• WORK INSTRUCTIONS
Copy the following records line for line, without changing anything.

• PROVIDED DATA
:::

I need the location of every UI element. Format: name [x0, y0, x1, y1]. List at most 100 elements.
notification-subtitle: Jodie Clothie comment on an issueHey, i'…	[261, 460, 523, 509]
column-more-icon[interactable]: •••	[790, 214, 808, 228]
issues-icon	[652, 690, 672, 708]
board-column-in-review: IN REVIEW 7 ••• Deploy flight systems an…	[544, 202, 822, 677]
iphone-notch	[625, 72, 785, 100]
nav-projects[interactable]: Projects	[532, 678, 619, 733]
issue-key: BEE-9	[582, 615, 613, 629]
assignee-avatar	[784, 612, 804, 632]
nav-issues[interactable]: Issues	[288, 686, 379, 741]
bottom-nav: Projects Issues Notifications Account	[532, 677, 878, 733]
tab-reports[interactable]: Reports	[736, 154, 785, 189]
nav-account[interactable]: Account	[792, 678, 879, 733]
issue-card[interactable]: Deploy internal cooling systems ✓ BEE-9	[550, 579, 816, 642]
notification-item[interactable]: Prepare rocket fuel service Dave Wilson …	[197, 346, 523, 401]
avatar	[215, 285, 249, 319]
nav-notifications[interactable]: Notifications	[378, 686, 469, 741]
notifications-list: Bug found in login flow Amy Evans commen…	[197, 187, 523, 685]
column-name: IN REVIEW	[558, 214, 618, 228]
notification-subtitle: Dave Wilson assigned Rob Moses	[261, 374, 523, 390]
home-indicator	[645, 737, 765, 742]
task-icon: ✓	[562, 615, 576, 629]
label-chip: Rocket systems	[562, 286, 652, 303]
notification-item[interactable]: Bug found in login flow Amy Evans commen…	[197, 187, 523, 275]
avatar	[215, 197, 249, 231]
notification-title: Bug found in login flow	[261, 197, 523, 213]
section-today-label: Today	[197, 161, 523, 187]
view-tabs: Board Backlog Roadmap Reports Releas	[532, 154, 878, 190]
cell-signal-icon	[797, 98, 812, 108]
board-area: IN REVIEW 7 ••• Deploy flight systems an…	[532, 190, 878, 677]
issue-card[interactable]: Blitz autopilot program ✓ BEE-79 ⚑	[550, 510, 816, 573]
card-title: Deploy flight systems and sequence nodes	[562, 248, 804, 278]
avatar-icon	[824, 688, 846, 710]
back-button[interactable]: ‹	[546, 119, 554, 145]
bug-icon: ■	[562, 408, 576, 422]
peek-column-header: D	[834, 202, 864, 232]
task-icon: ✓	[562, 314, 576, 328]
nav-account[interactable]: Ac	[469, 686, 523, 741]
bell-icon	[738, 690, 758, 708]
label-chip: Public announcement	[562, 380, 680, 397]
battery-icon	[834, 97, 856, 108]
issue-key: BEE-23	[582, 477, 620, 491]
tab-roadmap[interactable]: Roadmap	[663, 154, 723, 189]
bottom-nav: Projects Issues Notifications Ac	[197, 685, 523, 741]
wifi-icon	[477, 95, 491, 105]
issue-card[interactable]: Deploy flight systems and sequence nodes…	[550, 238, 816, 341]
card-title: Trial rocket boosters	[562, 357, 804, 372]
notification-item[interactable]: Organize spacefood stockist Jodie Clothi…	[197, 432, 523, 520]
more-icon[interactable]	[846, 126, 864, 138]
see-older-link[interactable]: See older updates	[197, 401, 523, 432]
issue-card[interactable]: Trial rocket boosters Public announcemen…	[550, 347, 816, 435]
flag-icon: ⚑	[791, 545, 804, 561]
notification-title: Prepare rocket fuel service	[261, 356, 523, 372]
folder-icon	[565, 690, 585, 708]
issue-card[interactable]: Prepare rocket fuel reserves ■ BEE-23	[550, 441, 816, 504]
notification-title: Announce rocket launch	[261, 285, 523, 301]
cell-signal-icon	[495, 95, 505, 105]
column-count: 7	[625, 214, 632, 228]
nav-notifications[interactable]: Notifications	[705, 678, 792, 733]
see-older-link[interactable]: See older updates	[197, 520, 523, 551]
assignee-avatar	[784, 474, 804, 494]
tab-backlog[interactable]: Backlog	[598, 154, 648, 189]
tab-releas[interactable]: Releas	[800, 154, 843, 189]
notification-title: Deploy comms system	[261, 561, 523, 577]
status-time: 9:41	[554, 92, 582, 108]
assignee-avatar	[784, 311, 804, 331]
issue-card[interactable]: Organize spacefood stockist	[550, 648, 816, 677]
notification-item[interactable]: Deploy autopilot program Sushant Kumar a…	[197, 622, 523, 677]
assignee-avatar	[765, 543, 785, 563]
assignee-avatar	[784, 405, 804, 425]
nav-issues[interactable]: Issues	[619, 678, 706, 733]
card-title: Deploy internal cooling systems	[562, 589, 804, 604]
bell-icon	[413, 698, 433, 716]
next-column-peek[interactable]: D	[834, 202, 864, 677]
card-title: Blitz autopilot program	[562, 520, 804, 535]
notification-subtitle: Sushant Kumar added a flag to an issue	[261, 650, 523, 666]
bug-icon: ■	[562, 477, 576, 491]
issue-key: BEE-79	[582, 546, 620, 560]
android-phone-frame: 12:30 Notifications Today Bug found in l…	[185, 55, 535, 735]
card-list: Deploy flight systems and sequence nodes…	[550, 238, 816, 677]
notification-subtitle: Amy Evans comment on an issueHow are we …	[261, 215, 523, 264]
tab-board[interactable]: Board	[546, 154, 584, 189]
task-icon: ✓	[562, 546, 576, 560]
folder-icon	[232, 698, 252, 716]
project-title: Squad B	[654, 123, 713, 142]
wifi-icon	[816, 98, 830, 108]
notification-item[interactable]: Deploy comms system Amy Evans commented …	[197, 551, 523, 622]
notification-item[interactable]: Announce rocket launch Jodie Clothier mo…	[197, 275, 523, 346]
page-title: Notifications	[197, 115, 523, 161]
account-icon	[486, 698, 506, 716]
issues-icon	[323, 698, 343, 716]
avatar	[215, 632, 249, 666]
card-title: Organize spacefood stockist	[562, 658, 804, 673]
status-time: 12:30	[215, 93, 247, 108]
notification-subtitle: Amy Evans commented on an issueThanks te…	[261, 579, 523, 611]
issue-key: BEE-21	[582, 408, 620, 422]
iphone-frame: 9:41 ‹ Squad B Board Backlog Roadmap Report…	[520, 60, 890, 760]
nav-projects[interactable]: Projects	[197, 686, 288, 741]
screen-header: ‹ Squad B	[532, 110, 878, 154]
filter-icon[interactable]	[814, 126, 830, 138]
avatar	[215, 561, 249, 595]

:::

• OUTPUT OF THE EXERCISE
I need the location of every UI element. Format: name [x0, y0, x1, y1]. List at most 100 elements.
notification-subtitle: Jodie Clothie comment on an issueHey, i'…	[261, 460, 523, 509]
column-more-icon[interactable]: •••	[790, 214, 808, 228]
issues-icon	[652, 690, 672, 708]
board-column-in-review: IN REVIEW 7 ••• Deploy flight systems an…	[544, 202, 822, 677]
iphone-notch	[625, 72, 785, 100]
nav-projects[interactable]: Projects	[532, 678, 619, 733]
issue-key: BEE-9	[582, 615, 613, 629]
assignee-avatar	[784, 612, 804, 632]
nav-issues[interactable]: Issues	[288, 686, 379, 741]
bottom-nav: Projects Issues Notifications Account	[532, 677, 878, 733]
tab-reports[interactable]: Reports	[736, 154, 785, 189]
nav-account[interactable]: Account	[792, 678, 879, 733]
issue-card[interactable]: Deploy internal cooling systems ✓ BEE-9	[550, 579, 816, 642]
notification-item[interactable]: Prepare rocket fuel service Dave Wilson …	[197, 346, 523, 401]
avatar	[215, 285, 249, 319]
nav-notifications[interactable]: Notifications	[378, 686, 469, 741]
notifications-list: Bug found in login flow Amy Evans commen…	[197, 187, 523, 685]
column-name: IN REVIEW	[558, 214, 618, 228]
notification-subtitle: Dave Wilson assigned Rob Moses	[261, 374, 523, 390]
home-indicator	[645, 737, 765, 742]
task-icon: ✓	[562, 615, 576, 629]
label-chip: Rocket systems	[562, 286, 652, 303]
notification-item[interactable]: Bug found in login flow Amy Evans commen…	[197, 187, 523, 275]
avatar	[215, 197, 249, 231]
notification-title: Bug found in login flow	[261, 197, 523, 213]
section-today-label: Today	[197, 161, 523, 187]
view-tabs: Board Backlog Roadmap Reports Releas	[532, 154, 878, 190]
cell-signal-icon	[797, 98, 812, 108]
board-area: IN REVIEW 7 ••• Deploy flight systems an…	[532, 190, 878, 677]
issue-card[interactable]: Blitz autopilot program ✓ BEE-79 ⚑	[550, 510, 816, 573]
card-title: Deploy flight systems and sequence nodes	[562, 248, 804, 278]
avatar-icon	[824, 688, 846, 710]
back-button[interactable]: ‹	[546, 119, 554, 145]
bug-icon: ■	[562, 408, 576, 422]
peek-column-header: D	[834, 202, 864, 232]
task-icon: ✓	[562, 314, 576, 328]
nav-account[interactable]: Ac	[469, 686, 523, 741]
bell-icon	[738, 690, 758, 708]
label-chip: Public announcement	[562, 380, 680, 397]
battery-icon	[834, 97, 856, 108]
issue-key: BEE-23	[582, 477, 620, 491]
tab-roadmap[interactable]: Roadmap	[663, 154, 723, 189]
bottom-nav: Projects Issues Notifications Ac	[197, 685, 523, 741]
wifi-icon	[477, 95, 491, 105]
issue-card[interactable]: Deploy flight systems and sequence nodes…	[550, 238, 816, 341]
card-title: Trial rocket boosters	[562, 357, 804, 372]
notification-item[interactable]: Organize spacefood stockist Jodie Clothi…	[197, 432, 523, 520]
more-icon[interactable]	[846, 126, 864, 138]
see-older-link[interactable]: See older updates	[197, 401, 523, 432]
issue-card[interactable]: Trial rocket boosters Public announcemen…	[550, 347, 816, 435]
flag-icon: ⚑	[791, 545, 804, 561]
notification-title: Prepare rocket fuel service	[261, 356, 523, 372]
folder-icon	[565, 690, 585, 708]
issue-card[interactable]: Prepare rocket fuel reserves ■ BEE-23	[550, 441, 816, 504]
notification-title: Announce rocket launch	[261, 285, 523, 301]
cell-signal-icon	[495, 95, 505, 105]
column-count: 7	[625, 214, 632, 228]
nav-notifications[interactable]: Notifications	[705, 678, 792, 733]
see-older-link[interactable]: See older updates	[197, 520, 523, 551]
assignee-avatar	[784, 474, 804, 494]
tab-backlog[interactable]: Backlog	[598, 154, 648, 189]
tab-releas[interactable]: Releas	[800, 154, 843, 189]
notification-title: Deploy comms system	[261, 561, 523, 577]
status-time: 9:41	[554, 92, 582, 108]
assignee-avatar	[784, 311, 804, 331]
issue-card[interactable]: Organize spacefood stockist	[550, 648, 816, 677]
notification-item[interactable]: Deploy autopilot program Sushant Kumar a…	[197, 622, 523, 677]
assignee-avatar	[765, 543, 785, 563]
assignee-avatar	[784, 405, 804, 425]
nav-issues[interactable]: Issues	[619, 678, 706, 733]
card-title: Deploy internal cooling systems	[562, 589, 804, 604]
bell-icon	[413, 698, 433, 716]
next-column-peek[interactable]: D	[834, 202, 864, 677]
card-title: Blitz autopilot program	[562, 520, 804, 535]
notification-subtitle: Sushant Kumar added a flag to an issue	[261, 650, 523, 666]
bug-icon: ■	[562, 477, 576, 491]
issue-key: BEE-79	[582, 546, 620, 560]
android-phone-frame: 12:30 Notifications Today Bug found in l…	[185, 55, 535, 735]
card-list: Deploy flight systems and sequence nodes…	[550, 238, 816, 677]
notification-subtitle: Amy Evans comment on an issueHow are we …	[261, 215, 523, 264]
tab-board[interactable]: Board	[546, 154, 584, 189]
task-icon: ✓	[562, 546, 576, 560]
folder-icon	[232, 698, 252, 716]
project-title: Squad B	[654, 123, 713, 142]
wifi-icon	[816, 98, 830, 108]
notification-item[interactable]: Deploy comms system Amy Evans commented …	[197, 551, 523, 622]
notification-item[interactable]: Announce rocket launch Jodie Clothier mo…	[197, 275, 523, 346]
page-title: Notifications	[197, 115, 523, 161]
account-icon	[486, 698, 506, 716]
issues-icon	[323, 698, 343, 716]
avatar	[215, 632, 249, 666]
card-title: Organize spacefood stockist	[562, 658, 804, 673]
status-time: 12:30	[215, 93, 247, 108]
notification-subtitle: Amy Evans commented on an issueThanks te…	[261, 579, 523, 611]
issue-key: BEE-21	[582, 408, 620, 422]
iphone-frame: 9:41 ‹ Squad B Board Backlog Roadmap Report…	[520, 60, 890, 760]
nav-projects[interactable]: Projects	[197, 686, 288, 741]
screen-header: ‹ Squad B	[532, 110, 878, 154]
filter-icon[interactable]	[814, 126, 830, 138]
avatar	[215, 561, 249, 595]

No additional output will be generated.